-- EXCERPTED TEXT --

If It Ain’t Broke, Break It: Writing Floodgate

I am a fan of crime fiction, and while I tend to prefer hard-boiled and noir books, I do my best to read from different eras, different countries, and within different subgenres. I’ve even been known to pick up a cozy mystery every once in a while. It’s important to me to see what has been done and what others are doing.

The dilemma that I am faced with as a reader when I pick up a crime novel is whether I want to read a book that sticks closer to the conventions and gives me a fun, yet maybe more familiar book—or do I want a book that maintains its genre elements, but subverts them and challenges the reader with some new ideas, either in content or style. As a reader, it depends on my mood. As a writer, I strive to do both simultaneously.

It’s one of the reasons that I find it so important to read outside of the genre and even look to other media for inspiration and influence.

When I was exclusively writing screenplays, it was not uncommon for me to write wildly different kinds of screenplays during the course of one year, ranging from horror to comedy to thriller. The anonymity of the screenwriter allows for a little more diversity in subject matter. That’s because nobody goes to the movies for the writer. With books, there are good arguments to stay within one genre.

-- REQUIRED TASK 1 --
Condense the paragraph of the crime-fiction essay that begins "The dilemma that I am faced with" into a short bulleted list that keeps its main facts.
-- REQUIRED TASK 2 --
Repeat word for word the passage of the crime-fiction essay from "The dilemma that" up to and including "do both simultaneously.".
The entries after this point are separate material, unrelated to the crime-fiction essay.

-- RAW RECORDS --
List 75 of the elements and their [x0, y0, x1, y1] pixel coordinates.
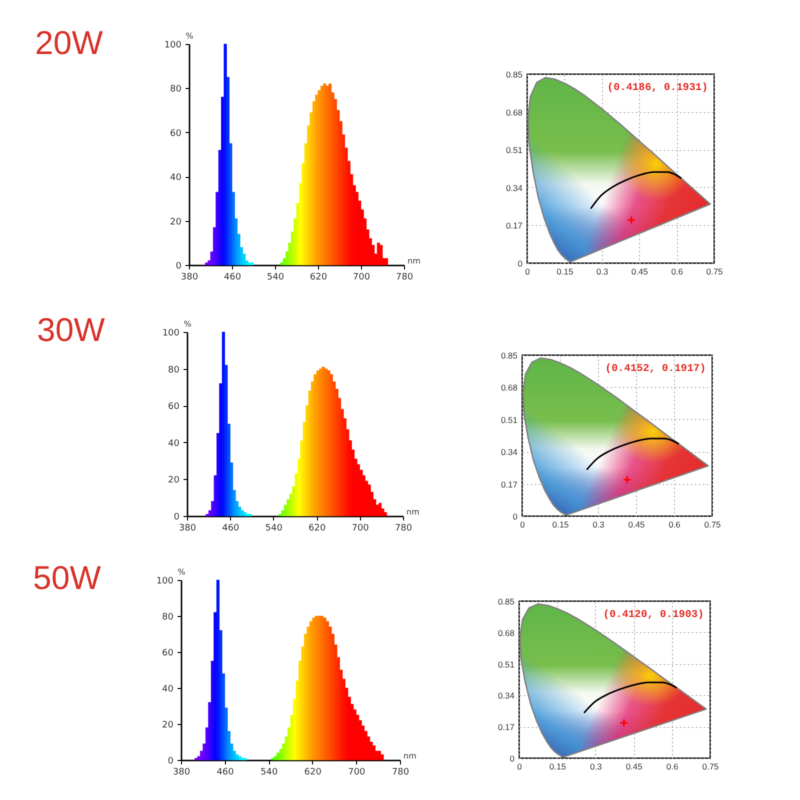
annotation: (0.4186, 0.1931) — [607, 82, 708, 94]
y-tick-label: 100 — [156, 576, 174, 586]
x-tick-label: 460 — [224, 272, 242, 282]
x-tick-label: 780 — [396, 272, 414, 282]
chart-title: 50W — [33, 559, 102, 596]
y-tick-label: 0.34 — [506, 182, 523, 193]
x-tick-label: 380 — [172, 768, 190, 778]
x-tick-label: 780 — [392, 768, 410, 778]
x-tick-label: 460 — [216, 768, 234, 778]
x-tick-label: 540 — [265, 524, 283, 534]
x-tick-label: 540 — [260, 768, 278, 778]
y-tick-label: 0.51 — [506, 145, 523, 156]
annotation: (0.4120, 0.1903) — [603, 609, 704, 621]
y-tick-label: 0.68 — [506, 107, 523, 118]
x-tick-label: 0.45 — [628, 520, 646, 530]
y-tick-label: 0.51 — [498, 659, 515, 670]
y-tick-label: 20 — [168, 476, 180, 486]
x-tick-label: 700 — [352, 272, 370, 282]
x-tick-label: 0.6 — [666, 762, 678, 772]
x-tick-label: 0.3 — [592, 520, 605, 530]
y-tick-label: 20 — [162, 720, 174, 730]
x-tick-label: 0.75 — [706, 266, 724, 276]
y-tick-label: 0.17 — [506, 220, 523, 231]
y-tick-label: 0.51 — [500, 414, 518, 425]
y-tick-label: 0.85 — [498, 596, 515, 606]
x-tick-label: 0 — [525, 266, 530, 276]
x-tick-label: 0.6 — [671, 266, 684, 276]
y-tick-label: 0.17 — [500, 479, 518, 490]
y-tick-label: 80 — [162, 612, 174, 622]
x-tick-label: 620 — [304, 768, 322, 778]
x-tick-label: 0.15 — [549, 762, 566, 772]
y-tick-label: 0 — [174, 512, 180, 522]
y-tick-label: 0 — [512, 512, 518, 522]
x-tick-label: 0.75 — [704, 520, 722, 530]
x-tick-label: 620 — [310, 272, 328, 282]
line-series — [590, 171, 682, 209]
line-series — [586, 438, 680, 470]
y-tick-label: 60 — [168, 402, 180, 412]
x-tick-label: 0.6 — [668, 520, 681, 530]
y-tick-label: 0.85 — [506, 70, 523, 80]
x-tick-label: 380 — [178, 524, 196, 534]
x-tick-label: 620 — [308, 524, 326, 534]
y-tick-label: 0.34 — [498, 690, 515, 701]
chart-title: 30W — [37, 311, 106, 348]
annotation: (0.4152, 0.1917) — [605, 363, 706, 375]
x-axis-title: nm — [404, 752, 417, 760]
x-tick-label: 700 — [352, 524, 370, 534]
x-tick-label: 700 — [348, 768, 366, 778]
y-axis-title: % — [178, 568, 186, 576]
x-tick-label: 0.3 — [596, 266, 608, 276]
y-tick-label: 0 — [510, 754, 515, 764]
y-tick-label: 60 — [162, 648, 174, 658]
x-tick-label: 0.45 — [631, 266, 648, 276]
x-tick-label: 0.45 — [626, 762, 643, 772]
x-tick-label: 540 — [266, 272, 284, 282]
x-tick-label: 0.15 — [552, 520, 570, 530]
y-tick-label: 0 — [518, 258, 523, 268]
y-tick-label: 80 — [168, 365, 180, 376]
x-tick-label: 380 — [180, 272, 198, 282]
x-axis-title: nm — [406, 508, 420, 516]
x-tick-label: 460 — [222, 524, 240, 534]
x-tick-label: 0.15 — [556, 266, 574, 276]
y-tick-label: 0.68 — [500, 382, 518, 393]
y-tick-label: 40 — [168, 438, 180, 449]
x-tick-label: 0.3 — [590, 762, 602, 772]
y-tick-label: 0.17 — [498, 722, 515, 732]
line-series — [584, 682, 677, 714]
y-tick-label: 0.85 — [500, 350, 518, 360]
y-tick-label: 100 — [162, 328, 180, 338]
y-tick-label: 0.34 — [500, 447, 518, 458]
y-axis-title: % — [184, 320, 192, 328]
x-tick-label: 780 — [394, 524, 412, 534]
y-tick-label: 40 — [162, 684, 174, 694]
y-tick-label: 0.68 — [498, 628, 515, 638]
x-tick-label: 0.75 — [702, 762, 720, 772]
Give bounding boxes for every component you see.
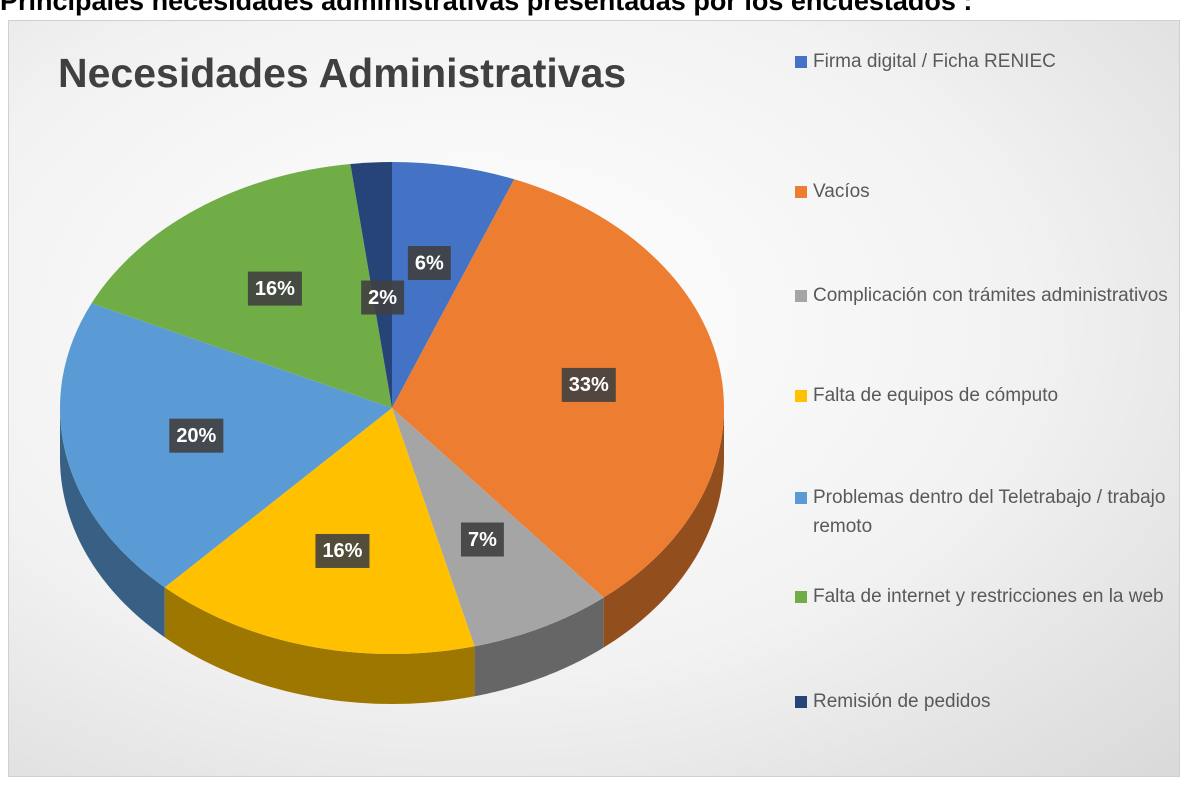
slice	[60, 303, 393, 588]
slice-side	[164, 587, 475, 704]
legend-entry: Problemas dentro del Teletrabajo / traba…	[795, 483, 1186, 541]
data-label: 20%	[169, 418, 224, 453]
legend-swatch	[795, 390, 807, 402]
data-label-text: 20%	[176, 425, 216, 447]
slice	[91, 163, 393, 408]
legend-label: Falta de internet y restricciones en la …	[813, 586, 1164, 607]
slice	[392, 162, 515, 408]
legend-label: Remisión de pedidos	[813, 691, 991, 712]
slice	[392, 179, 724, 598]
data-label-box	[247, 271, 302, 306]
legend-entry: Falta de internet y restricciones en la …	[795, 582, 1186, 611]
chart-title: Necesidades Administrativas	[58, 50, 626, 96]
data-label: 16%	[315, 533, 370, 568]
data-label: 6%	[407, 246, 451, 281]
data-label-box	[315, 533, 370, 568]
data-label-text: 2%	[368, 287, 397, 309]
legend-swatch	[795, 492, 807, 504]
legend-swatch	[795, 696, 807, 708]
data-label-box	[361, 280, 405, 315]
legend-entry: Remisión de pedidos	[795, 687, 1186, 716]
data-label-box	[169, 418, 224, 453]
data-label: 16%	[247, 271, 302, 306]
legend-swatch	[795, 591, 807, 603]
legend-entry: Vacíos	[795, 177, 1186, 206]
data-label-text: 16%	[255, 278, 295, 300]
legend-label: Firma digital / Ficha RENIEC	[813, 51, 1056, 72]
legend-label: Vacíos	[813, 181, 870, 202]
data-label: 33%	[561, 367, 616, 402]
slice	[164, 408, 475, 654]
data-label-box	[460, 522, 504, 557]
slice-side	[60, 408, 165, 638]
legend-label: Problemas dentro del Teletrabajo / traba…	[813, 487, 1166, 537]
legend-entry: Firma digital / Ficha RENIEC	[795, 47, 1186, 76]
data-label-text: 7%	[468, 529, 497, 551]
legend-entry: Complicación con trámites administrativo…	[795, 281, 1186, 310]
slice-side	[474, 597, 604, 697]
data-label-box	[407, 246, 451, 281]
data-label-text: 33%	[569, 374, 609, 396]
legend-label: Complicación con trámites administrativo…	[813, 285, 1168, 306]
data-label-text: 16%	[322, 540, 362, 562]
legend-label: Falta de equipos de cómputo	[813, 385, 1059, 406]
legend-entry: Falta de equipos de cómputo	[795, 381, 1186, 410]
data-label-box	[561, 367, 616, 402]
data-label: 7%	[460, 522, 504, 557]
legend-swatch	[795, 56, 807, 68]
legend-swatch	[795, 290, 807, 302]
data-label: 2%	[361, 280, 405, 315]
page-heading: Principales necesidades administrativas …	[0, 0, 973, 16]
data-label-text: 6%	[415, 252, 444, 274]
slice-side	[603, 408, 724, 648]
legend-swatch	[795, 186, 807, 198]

---

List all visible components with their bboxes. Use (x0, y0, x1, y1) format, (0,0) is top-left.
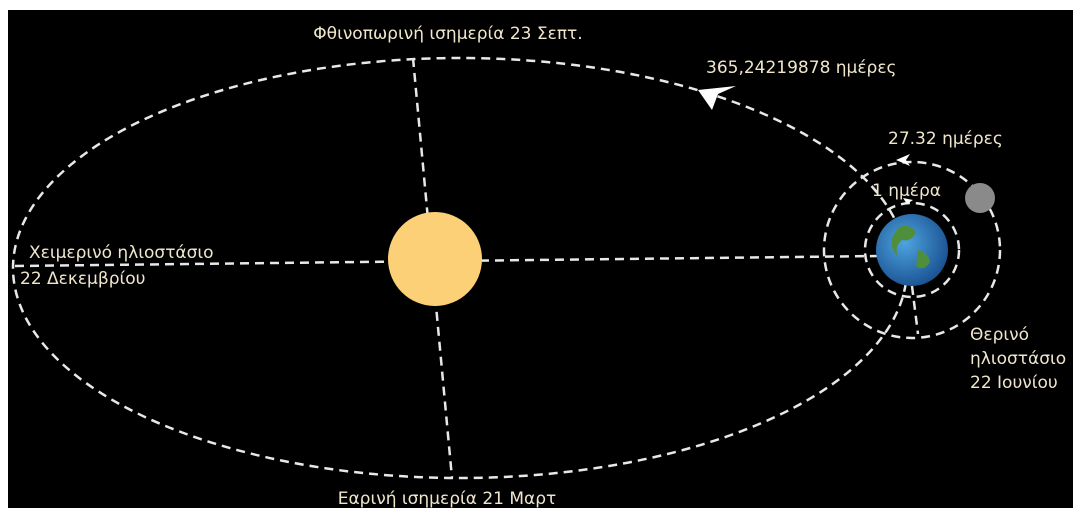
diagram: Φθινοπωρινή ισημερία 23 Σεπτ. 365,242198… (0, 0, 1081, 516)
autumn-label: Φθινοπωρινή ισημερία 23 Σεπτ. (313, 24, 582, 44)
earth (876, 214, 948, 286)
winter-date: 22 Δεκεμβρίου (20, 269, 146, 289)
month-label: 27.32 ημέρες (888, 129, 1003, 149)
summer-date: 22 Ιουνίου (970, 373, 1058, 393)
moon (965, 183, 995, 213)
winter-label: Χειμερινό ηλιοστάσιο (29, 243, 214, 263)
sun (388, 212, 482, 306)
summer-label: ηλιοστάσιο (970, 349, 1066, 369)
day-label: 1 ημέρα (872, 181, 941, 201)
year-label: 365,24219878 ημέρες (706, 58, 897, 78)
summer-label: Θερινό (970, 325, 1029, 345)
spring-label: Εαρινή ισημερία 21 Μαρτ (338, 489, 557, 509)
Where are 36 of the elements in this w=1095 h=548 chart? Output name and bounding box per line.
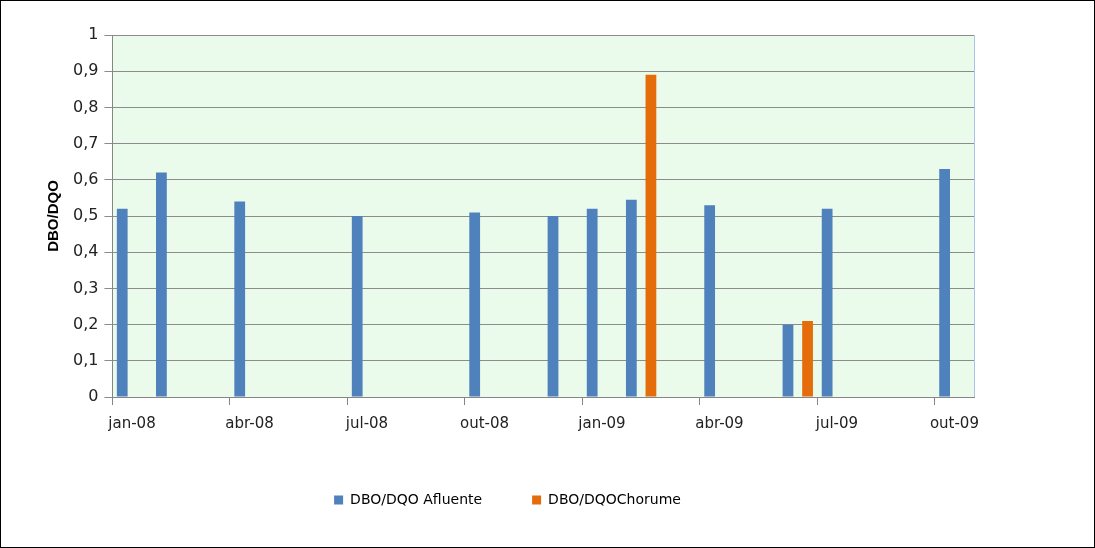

--

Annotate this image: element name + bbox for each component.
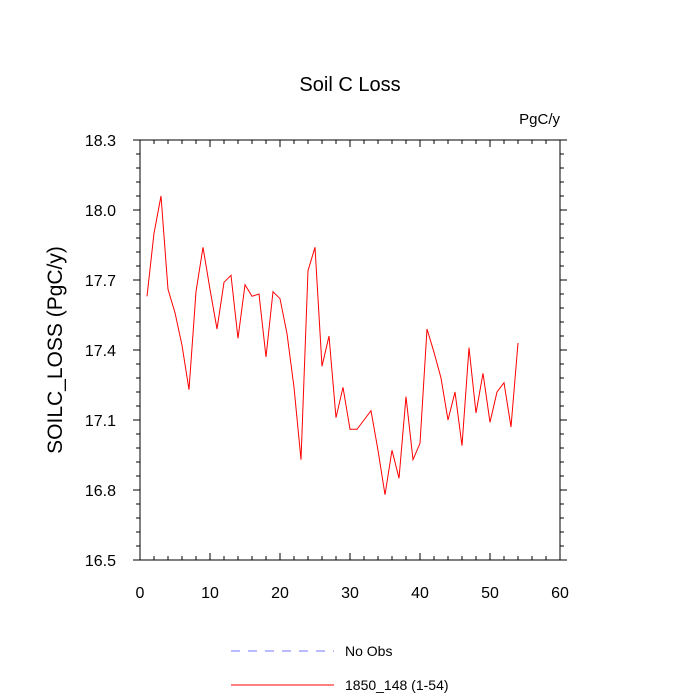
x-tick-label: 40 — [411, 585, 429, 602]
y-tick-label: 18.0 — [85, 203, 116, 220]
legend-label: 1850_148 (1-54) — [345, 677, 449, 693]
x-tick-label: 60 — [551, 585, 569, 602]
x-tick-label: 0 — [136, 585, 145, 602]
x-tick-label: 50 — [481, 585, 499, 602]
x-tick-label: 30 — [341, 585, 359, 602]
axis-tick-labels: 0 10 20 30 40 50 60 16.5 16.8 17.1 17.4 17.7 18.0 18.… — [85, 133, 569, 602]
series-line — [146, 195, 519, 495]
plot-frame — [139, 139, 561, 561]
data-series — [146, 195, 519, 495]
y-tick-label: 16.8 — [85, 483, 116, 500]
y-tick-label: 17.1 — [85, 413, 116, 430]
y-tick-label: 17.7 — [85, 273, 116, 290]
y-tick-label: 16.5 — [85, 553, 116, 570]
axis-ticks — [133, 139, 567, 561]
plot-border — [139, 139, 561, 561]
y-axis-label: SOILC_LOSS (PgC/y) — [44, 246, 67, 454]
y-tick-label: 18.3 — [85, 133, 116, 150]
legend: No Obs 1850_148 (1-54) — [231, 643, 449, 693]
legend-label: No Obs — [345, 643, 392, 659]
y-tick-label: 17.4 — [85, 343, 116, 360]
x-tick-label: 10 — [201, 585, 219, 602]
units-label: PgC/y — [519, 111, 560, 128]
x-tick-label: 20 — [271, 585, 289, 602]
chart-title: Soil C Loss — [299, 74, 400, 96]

-- WRITTEN SOLUTION 1 --
- When picking up a crime novel, the reader must choose between two kinds of book:
  - one that sticks close to the genre conventions and is fun but more familiar
  - one that keeps the genre elements but subverts them, challenging the reader with new ideas in content or style
- As a reader, the choice depends on mood.
- As a writer, the aim is to do both at once.

-- WRITTEN SOLUTION 2 --
The dilemma that I am faced with as a reader when I pick up a crime novel is whether I want to read a book that sticks closer to the conventions and gives me a fun, yet maybe more familiar book—or do I want a book that maintains its genre elements, but subverts them and challenges the reader with some new ideas, either in content or style. As a reader, it depends on my mood. As a writer, I strive to do both simultaneously.